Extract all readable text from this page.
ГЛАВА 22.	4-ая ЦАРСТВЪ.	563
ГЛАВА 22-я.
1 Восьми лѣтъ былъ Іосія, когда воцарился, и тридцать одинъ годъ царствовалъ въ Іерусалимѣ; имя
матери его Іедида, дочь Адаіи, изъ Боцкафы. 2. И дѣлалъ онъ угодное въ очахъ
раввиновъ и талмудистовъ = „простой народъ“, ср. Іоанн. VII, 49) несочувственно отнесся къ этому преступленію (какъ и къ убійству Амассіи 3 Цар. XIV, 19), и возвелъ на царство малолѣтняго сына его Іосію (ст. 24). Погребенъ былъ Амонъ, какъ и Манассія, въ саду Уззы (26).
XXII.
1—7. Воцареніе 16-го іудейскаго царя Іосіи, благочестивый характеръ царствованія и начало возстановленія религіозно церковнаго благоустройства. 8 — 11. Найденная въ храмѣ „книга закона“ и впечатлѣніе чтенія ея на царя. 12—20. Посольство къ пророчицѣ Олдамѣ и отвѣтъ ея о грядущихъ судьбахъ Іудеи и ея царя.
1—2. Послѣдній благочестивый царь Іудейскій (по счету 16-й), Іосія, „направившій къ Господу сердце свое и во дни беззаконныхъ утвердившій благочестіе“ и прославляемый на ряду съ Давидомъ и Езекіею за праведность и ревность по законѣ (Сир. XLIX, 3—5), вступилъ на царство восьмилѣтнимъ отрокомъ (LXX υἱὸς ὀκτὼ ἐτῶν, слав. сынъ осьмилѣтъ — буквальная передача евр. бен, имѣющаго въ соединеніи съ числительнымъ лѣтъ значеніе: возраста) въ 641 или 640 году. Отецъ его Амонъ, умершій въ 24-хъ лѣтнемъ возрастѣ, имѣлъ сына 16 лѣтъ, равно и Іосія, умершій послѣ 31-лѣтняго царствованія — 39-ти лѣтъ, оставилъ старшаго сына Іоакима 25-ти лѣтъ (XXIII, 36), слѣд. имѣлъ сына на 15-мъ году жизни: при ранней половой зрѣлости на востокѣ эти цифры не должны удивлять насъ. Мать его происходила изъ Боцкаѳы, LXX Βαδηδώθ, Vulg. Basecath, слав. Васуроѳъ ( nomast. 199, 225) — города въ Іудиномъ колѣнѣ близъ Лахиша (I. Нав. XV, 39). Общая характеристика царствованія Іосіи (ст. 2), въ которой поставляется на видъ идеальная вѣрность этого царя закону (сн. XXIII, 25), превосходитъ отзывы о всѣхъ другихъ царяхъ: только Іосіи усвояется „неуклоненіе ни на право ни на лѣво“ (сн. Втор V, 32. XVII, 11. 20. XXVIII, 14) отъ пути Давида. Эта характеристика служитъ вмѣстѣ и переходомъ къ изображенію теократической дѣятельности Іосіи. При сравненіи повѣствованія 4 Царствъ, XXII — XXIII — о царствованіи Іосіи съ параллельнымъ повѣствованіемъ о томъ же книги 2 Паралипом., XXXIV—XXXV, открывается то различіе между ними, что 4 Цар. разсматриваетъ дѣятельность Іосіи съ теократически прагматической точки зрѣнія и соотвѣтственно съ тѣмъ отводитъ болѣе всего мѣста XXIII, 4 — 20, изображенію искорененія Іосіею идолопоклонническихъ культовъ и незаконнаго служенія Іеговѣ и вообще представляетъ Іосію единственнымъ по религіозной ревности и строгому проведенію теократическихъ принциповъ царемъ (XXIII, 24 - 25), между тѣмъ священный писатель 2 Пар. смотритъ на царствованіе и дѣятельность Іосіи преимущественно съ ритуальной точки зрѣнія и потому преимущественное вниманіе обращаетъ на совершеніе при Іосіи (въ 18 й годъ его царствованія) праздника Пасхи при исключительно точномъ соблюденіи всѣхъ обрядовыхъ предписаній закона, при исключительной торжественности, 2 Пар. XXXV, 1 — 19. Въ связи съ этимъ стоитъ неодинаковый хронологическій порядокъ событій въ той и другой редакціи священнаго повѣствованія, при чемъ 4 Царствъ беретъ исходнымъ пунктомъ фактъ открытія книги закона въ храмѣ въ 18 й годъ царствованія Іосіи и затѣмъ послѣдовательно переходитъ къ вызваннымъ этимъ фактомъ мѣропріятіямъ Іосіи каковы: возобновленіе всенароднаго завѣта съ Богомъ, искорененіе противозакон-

· · · · · · ·

WHAT YOU SHOULD DO:
Each record must be returned exactly as it is written.

FULL RESPONSE:
Extract all readable text from this page.
ГЛАВА 22.	4-ая ЦАРСТВЪ.	563
ГЛАВА 22-я.
1 Восьми лѣтъ былъ Іосія, когда воцарился, и тридцать одинъ годъ царствовалъ въ Іерусалимѣ; имя
матери его Іедида, дочь Адаіи, изъ Боцкафы. 2. И дѣлалъ онъ угодное въ очахъ
раввиновъ и талмудистовъ = „простой народъ“, ср. Іоанн. VII, 49) несочувственно отнесся къ этому преступленію (какъ и къ убійству Амассіи 3 Цар. XIV, 19), и возвелъ на царство малолѣтняго сына его Іосію (ст. 24). Погребенъ былъ Амонъ, какъ и Манассія, въ саду Уззы (26).
XXII.
1—7. Воцареніе 16-го іудейскаго царя Іосіи, благочестивый характеръ царствованія и начало возстановленія религіозно церковнаго благоустройства. 8 — 11. Найденная въ храмѣ „книга закона“ и впечатлѣніе чтенія ея на царя. 12—20. Посольство къ пророчицѣ Олдамѣ и отвѣтъ ея о грядущихъ судьбахъ Іудеи и ея царя.
1—2. Послѣдній благочестивый царь Іудейскій (по счету 16-й), Іосія, „направившій къ Господу сердце свое и во дни беззаконныхъ утвердившій благочестіе“ и прославляемый на ряду съ Давидомъ и Езекіею за праведность и ревность по законѣ (Сир. XLIX, 3—5), вступилъ на царство восьмилѣтнимъ отрокомъ (LXX υἱὸς ὀκτὼ ἐτῶν, слав. сынъ осьмилѣтъ — буквальная передача евр. бен, имѣющаго въ соединеніи съ числительнымъ лѣтъ значеніе: возраста) въ 641 или 640 году. Отецъ его Амонъ, умершій въ 24-хъ лѣтнемъ возрастѣ, имѣлъ сына 16 лѣтъ, равно и Іосія, умершій послѣ 31-лѣтняго царствованія — 39-ти лѣтъ, оставилъ старшаго сына Іоакима 25-ти лѣтъ (XXIII, 36), слѣд. имѣлъ сына на 15-мъ году жизни: при ранней половой зрѣлости на востокѣ эти цифры не должны удивлять насъ. Мать его происходила изъ Боцкаѳы, LXX Βαδηδώθ, Vulg. Basecath, слав. Васуроѳъ ( nomast. 199, 225) — города въ Іудиномъ колѣнѣ близъ Лахиша (I. Нав. XV, 39). Общая характеристика царствованія Іосіи (ст. 2), въ которой поставляется на видъ идеальная вѣрность этого царя закону (сн. XXIII, 25), превосходитъ отзывы о всѣхъ другихъ царяхъ: только Іосіи усвояется „неуклоненіе ни на право ни на лѣво“ (сн. Втор V, 32. XVII, 11. 20. XXVIII, 14) отъ пути Давида. Эта характеристика служитъ вмѣстѣ и переходомъ къ изображенію теократической дѣятельности Іосіи. При сравненіи повѣствованія 4 Царствъ, XXII — XXIII — о царствованіи Іосіи съ параллельнымъ повѣствованіемъ о томъ же книги 2 Паралипом., XXXIV—XXXV, открывается то различіе между ними, что 4 Цар. разсматриваетъ дѣятельность Іосіи съ теократически прагматической точки зрѣнія и соотвѣтственно съ тѣмъ отводитъ болѣе всего мѣста XXIII, 4 — 20, изображенію искорененія Іосіею идолопоклонническихъ культовъ и незаконнаго служенія Іеговѣ и вообще представляетъ Іосію единственнымъ по религіозной ревности и строгому проведенію теократическихъ принциповъ царемъ (XXIII, 24 - 25), между тѣмъ священный писатель 2 Пар. смотритъ на царствованіе и дѣятельность Іосіи преимущественно съ ритуальной точки зрѣнія и потому преимущественное вниманіе обращаетъ на совершеніе при Іосіи (въ 18 й годъ его царствованія) праздника Пасхи при исключительно точномъ соблюденіи всѣхъ обрядовыхъ предписаній закона, при исключительной торжественности, 2 Пар. XXXV, 1 — 19. Въ связи съ этимъ стоитъ неодинаковый хронологическій порядокъ событій въ той и другой редакціи священнаго повѣствованія, при чемъ 4 Царствъ беретъ исходнымъ пунктомъ фактъ открытія книги закона въ храмѣ въ 18 й годъ царствованія Іосіи и затѣмъ послѣдовательно переходитъ къ вызваннымъ этимъ фактомъ мѣропріятіямъ Іосіи каковы: возобновленіе всенароднаго завѣта съ Богомъ, искорененіе противозакон-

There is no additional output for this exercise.